• [Exercise material]:
# # # # # # #

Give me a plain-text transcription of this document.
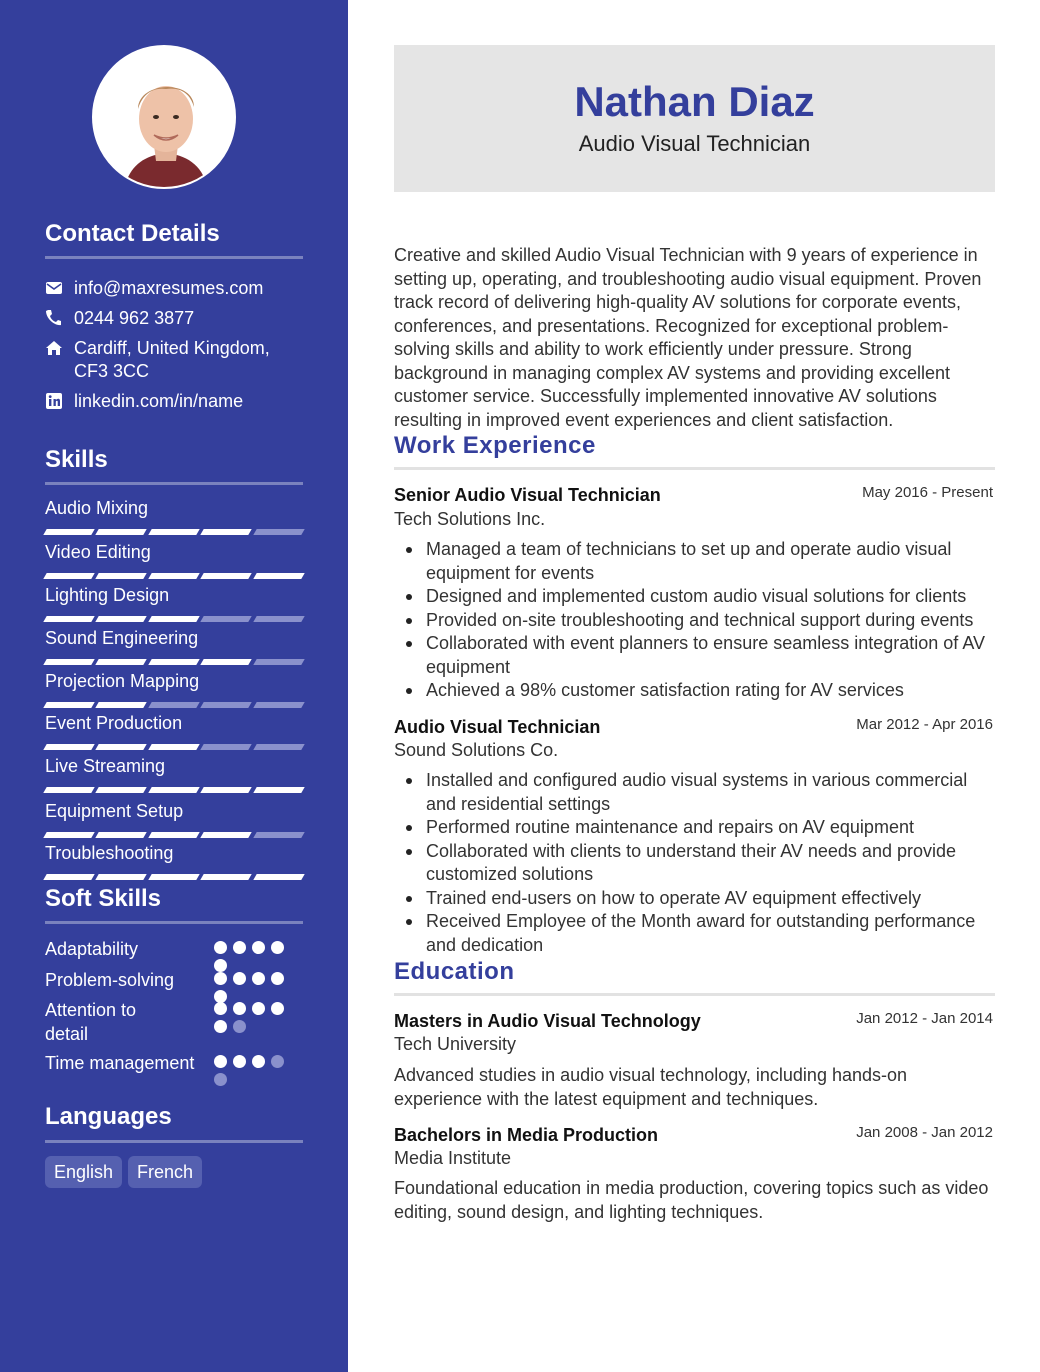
Contact Details
info@maxresumes.com
0244 962 3877
Cardiff, United Kingdom,
CF3 3CC
linkedin.com/in/name
Skills
Audio Mixing
Video Editing
Lighting Design
Sound Engineering
Projection Mapping
Event Production
Live Streaming
Equipment Setup
Troubleshooting
Soft Skills
Adaptability
Problem-solving
Attention to detail
Time management
Languages
English	French
Nathan Diaz
Audio Visual Technician
Creative and skilled Audio Visual Technician with 9 years of experience in setting up, operating, and troubleshooting audio visual equipment. Proven track record of delivering high-quality AV solutions for corporate events, conferences, and presentations. Recognized for exceptional problem-solving skills and ability to work efficiently under pressure. Strong background in managing complex AV systems and providing excellent customer service. Successfully implemented innovative AV solutions resulting in improved event experiences and client satisfaction.
Work Experience
Senior Audio Visual Technician	May 2016 - Present
Tech Solutions Inc.
Managed a team of technicians to set up and operate audio visual equipment for events
Designed and implemented custom audio visual solutions for clients
Provided on-site troubleshooting and technical support during events
Collaborated with event planners to ensure seamless integration of AV equipment
Achieved a 98% customer satisfaction rating for AV services
Audio Visual Technician	Mar 2012 - Apr 2016
Sound Solutions Co.
Installed and configured audio visual systems in various commercial and residential settings
Performed routine maintenance and repairs on AV equipment
Collaborated with clients to understand their AV needs and provide customized solutions
Trained end-users on how to operate AV equipment effectively
Received Employee of the Month award for outstanding performance and dedication
Education
Masters in Audio Visual Technology	Jan 2012 - Jan 2014
Tech University
Advanced studies in audio visual technology, including hands-on experience with the latest equipment and techniques.
Bachelors in Media Production	Jan 2008 - Jan 2012
Media Institute
Foundational education in media production, covering topics such as video editing, sound design, and lighting techniques.
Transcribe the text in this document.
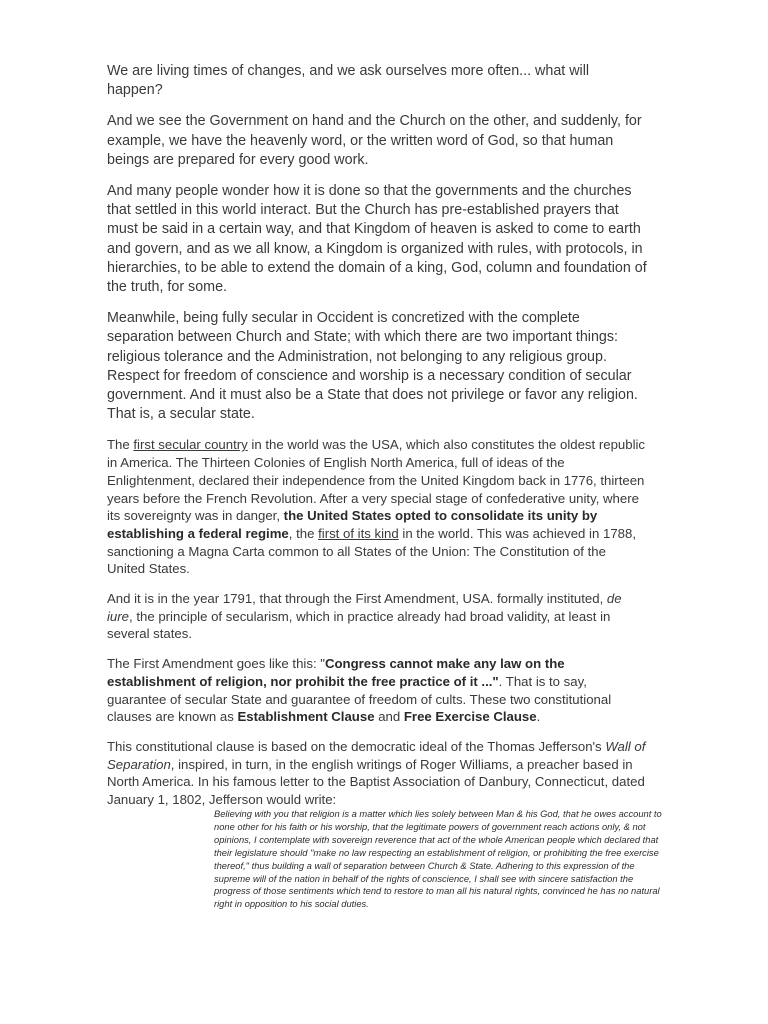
We are living times of changes, and we ask ourselves more often... what will happen?

And we see the Government on hand and the Church on the other, and suddenly, for example, we have the heavenly word, or the written word of God, so that human beings are prepared for every good work.

And many people wonder how it is done so that the governments and the churches that settled in this world interact. But the Church has pre-established prayers that must be said in a certain way, and that Kingdom of heaven is asked to come to earth and govern, and as we all know, a Kingdom is organized with rules, with protocols, in hierarchies, to be able to extend the domain of a king, God, column and foundation of the truth, for some.

Meanwhile, being fully secular in Occident is concretized with the complete separation between Church and State; with which there are two important things: religious tolerance and the Administration, not belonging to any religious group. Respect for freedom of conscience and worship is a necessary condition of secular government. And it must also be a State that does not privilege or favor any religion. That is, a secular state.

The first secular country in the world was the USA, which also constitutes the oldest republic in America. The Thirteen Colonies of English North America, full of ideas of the Enlightenment, declared their independence from the United Kingdom back in 1776, thirteen years before the French Revolution. After a very special stage of confederative unity, where its sovereignty was in danger, the United States opted to consolidate its unity by establishing a federal regime, the first of its kind in the world. This was achieved in 1788, sanctioning a Magna Carta common to all States of the Union: The Constitution of the United States.

And it is in the year 1791, that through the First Amendment, USA. formally instituted, de iure, the principle of secularism, which in practice already had broad validity, at least in several states.

The First Amendment goes like this: "Congress cannot make any law on the establishment of religion, nor prohibit the free practice of it ...". That is to say, guarantee of secular State and guarantee of freedom of cults. These two constitutional clauses are known as Establishment Clause and Free Exercise Clause.

This constitutional clause is based on the democratic ideal of the Thomas Jefferson's Wall of Separation, inspired, in turn, in the english writings of Roger Williams, a preacher based in North America. In his famous letter to the Baptist Association of Danbury, Connecticut, dated January 1, 1802, Jefferson would write:

Believing with you that religion is a matter which lies solely between Man & his God, that he owes account to none other for his faith or his worship, that the legitimate powers of government reach actions only, & not opinions, I contemplate with sovereign reverence that act of the whole American people which declared that their legislature should "make no law respecting an establishment of religion, or prohibiting the free exercise thereof," thus building a wall of separation between Church & State. Adhering to this expression of the supreme will of the nation in behalf of the rights of conscience, I shall see with sincere satisfaction the progress of those sentiments which tend to restore to man all his natural rights, convinced he has no natural right in opposition to his social duties.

# # # # # # #

• [Task details]: Can you restate all the records above word for word while dropping the pictures?

• [Written response]:
Give me a plain-text transcription of this document.
Contact Details
info@maxresumes.com
0244 962 3877
Cardiff, United Kingdom,
CF3 3CC
linkedin.com/in/name
Skills
Audio Mixing
Video Editing
Lighting Design
Sound Engineering
Projection Mapping
Event Production
Live Streaming
Equipment Setup
Troubleshooting
Soft Skills
Adaptability
Problem-solving
Attention to detail
Time management
Languages
English	French
Nathan Diaz
Audio Visual Technician
Creative and skilled Audio Visual Technician with 9 years of experience in setting up, operating, and troubleshooting audio visual equipment. Proven track record of delivering high-quality AV solutions for corporate events, conferences, and presentations. Recognized for exceptional problem-solving skills and ability to work efficiently under pressure. Strong background in managing complex AV systems and providing excellent customer service. Successfully implemented innovative AV solutions resulting in improved event experiences and client satisfaction.
Work Experience
Senior Audio Visual Technician	May 2016 - Present
Tech Solutions Inc.
Managed a team of technicians to set up and operate audio visual equipment for events
Designed and implemented custom audio visual solutions for clients
Provided on-site troubleshooting and technical support during events
Collaborated with event planners to ensure seamless integration of AV equipment
Achieved a 98% customer satisfaction rating for AV services
Audio Visual Technician	Mar 2012 - Apr 2016
Sound Solutions Co.
Installed and configured audio visual systems in various commercial and residential settings
Performed routine maintenance and repairs on AV equipment
Collaborated with clients to understand their AV needs and provide customized solutions
Trained end-users on how to operate AV equipment effectively
Received Employee of the Month award for outstanding performance and dedication
Education
Masters in Audio Visual Technology	Jan 2012 - Jan 2014
Tech University
Advanced studies in audio visual technology, including hands-on experience with the latest equipment and techniques.
Bachelors in Media Production	Jan 2008 - Jan 2012
Media Institute
Foundational education in media production, covering topics such as video editing, sound design, and lighting techniques.
Transcribe the text in this document.
We are living times of changes, and we ask ourselves more often... what will happen?

And we see the Government on hand and the Church on the other, and suddenly, for example, we have the heavenly word, or the written word of God, so that human beings are prepared for every good work.

And many people wonder how it is done so that the governments and the churches that settled in this world interact. But the Church has pre-established prayers that must be said in a certain way, and that Kingdom of heaven is asked to come to earth and govern, and as we all know, a Kingdom is organized with rules, with protocols, in hierarchies, to be able to extend the domain of a king, God, column and foundation of the truth, for some.

Meanwhile, being fully secular in Occident is concretized with the complete separation between Church and State; with which there are two important things: religious tolerance and the Administration, not belonging to any religious group. Respect for freedom of conscience and worship is a necessary condition of secular government. And it must also be a State that does not privilege or favor any religion. That is, a secular state.

The first secular country in the world was the USA, which also constitutes the oldest republic in America. The Thirteen Colonies of English North America, full of ideas of the Enlightenment, declared their independence from the United Kingdom back in 1776, thirteen years before the French Revolution. After a very special stage of confederative unity, where its sovereignty was in danger, the United States opted to consolidate its unity by establishing a federal regime, the first of its kind in the world. This was achieved in 1788, sanctioning a Magna Carta common to all States of the Union: The Constitution of the United States.

And it is in the year 1791, that through the First Amendment, USA. formally instituted, de iure, the principle of secularism, which in practice already had broad validity, at least in several states.

The First Amendment goes like this: "Congress cannot make any law on the establishment of religion, nor prohibit the free practice of it ...". That is to say, guarantee of secular State and guarantee of freedom of cults. These two constitutional clauses are known as Establishment Clause and Free Exercise Clause.

This constitutional clause is based on the democratic ideal of the Thomas Jefferson's Wall of Separation, inspired, in turn, in the english writings of Roger Williams, a preacher based in North America. In his famous letter to the Baptist Association of Danbury, Connecticut, dated January 1, 1802, Jefferson would write:

Believing with you that religion is a matter which lies solely between Man & his God, that he owes account to none other for his faith or his worship, that the legitimate powers of government reach actions only, & not opinions, I contemplate with sovereign reverence that act of the whole American people which declared that their legislature should "make no law respecting an establishment of religion, or prohibiting the free exercise thereof," thus building a wall of separation between Church & State. Adhering to this expression of the supreme will of the nation in behalf of the rights of conscience, I shall see with sincere satisfaction the progress of those sentiments which tend to restore to man all his natural rights, convinced he has no natural right in opposition to his social duties.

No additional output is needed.